▸ Prompt
Output every line of the material exactly, omitting images.

▸ Given records
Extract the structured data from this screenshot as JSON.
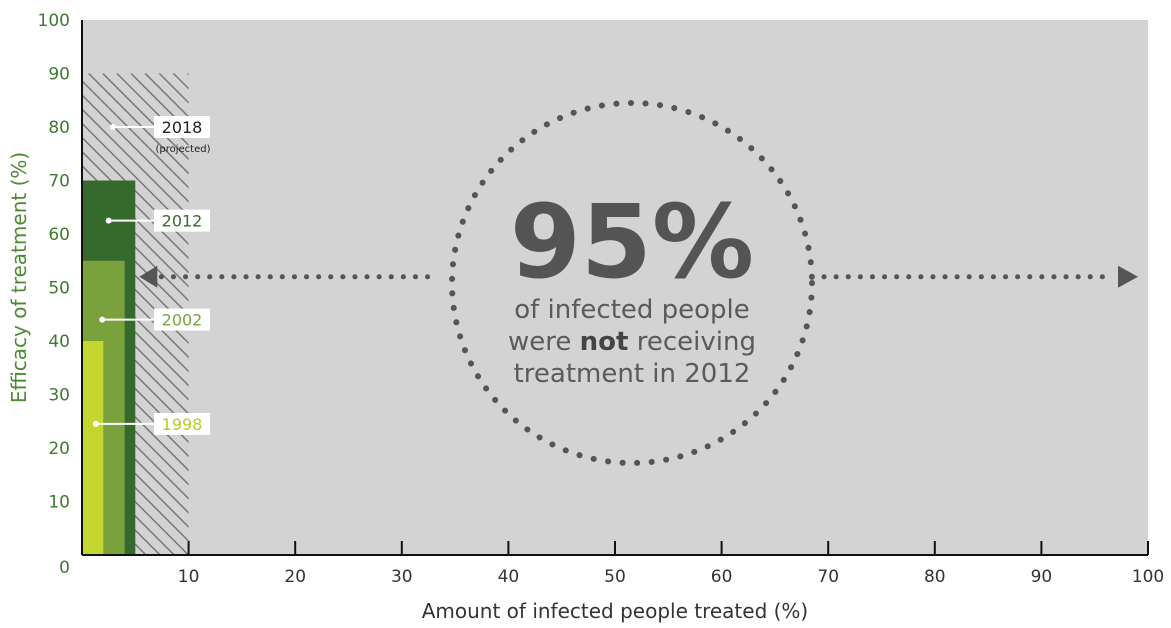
{
  "chart_data": {
    "type": "bar",
    "title": "",
    "xlabel": "Amount of infected people treated (%)",
    "ylabel": "Efficacy of treatment (%)",
    "xlim": [
      0,
      100
    ],
    "ylim": [
      0,
      100
    ],
    "x_ticks": [
      "10",
      "20",
      "30",
      "40",
      "50",
      "60",
      "70",
      "80",
      "90",
      "100"
    ],
    "y_ticks": [
      "0",
      "10",
      "20",
      "30",
      "40",
      "50",
      "60",
      "70",
      "80",
      "90",
      "100"
    ],
    "grid": false,
    "series": [
      {
        "year": "2018",
        "note": "(projected)",
        "x": 10,
        "y": 90,
        "color": "#8a8a8a",
        "pattern": "hatched"
      },
      {
        "year": "2012",
        "note": "",
        "x": 5,
        "y": 70,
        "color": "#356a2c"
      },
      {
        "year": "2002",
        "note": "",
        "x": 4,
        "y": 55,
        "color": "#7aa23c"
      },
      {
        "year": "1998",
        "note": "",
        "x": 2,
        "y": 40,
        "color": "#c4d730"
      }
    ],
    "annotation": {
      "big_value": "95%",
      "line1": "of infected people",
      "line2_pre": "were ",
      "line2_bold": "not",
      "line2_post": " receiving",
      "line3": "treatment in 2012",
      "arrow_from_x": 5,
      "arrow_to_x": 100,
      "arrow_y": 52
    },
    "colors": {
      "plot_background": "#d3d3d3",
      "axis": "#111111",
      "dots": "#555555"
    }
  }
}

▸ Worked solution
Extract the structured data from this screenshot as JSON.
{
  "chart_data": {
    "type": "bar",
    "title": "",
    "xlabel": "Amount of infected people treated (%)",
    "ylabel": "Efficacy of treatment (%)",
    "xlim": [
      0,
      100
    ],
    "ylim": [
      0,
      100
    ],
    "x_ticks": [
      "10",
      "20",
      "30",
      "40",
      "50",
      "60",
      "70",
      "80",
      "90",
      "100"
    ],
    "y_ticks": [
      "0",
      "10",
      "20",
      "30",
      "40",
      "50",
      "60",
      "70",
      "80",
      "90",
      "100"
    ],
    "grid": false,
    "series": [
      {
        "year": "2018",
        "note": "(projected)",
        "x": 10,
        "y": 90,
        "color": "#8a8a8a",
        "pattern": "hatched"
      },
      {
        "year": "2012",
        "note": "",
        "x": 5,
        "y": 70,
        "color": "#356a2c"
      },
      {
        "year": "2002",
        "note": "",
        "x": 4,
        "y": 55,
        "color": "#7aa23c"
      },
      {
        "year": "1998",
        "note": "",
        "x": 2,
        "y": 40,
        "color": "#c4d730"
      }
    ],
    "annotation": {
      "big_value": "95%",
      "line1": "of infected people",
      "line2_pre": "were ",
      "line2_bold": "not",
      "line2_post": " receiving",
      "line3": "treatment in 2012",
      "arrow_from_x": 5,
      "arrow_to_x": 100,
      "arrow_y": 52
    },
    "colors": {
      "plot_background": "#d3d3d3",
      "axis": "#111111",
      "dots": "#555555"
    }
  }
}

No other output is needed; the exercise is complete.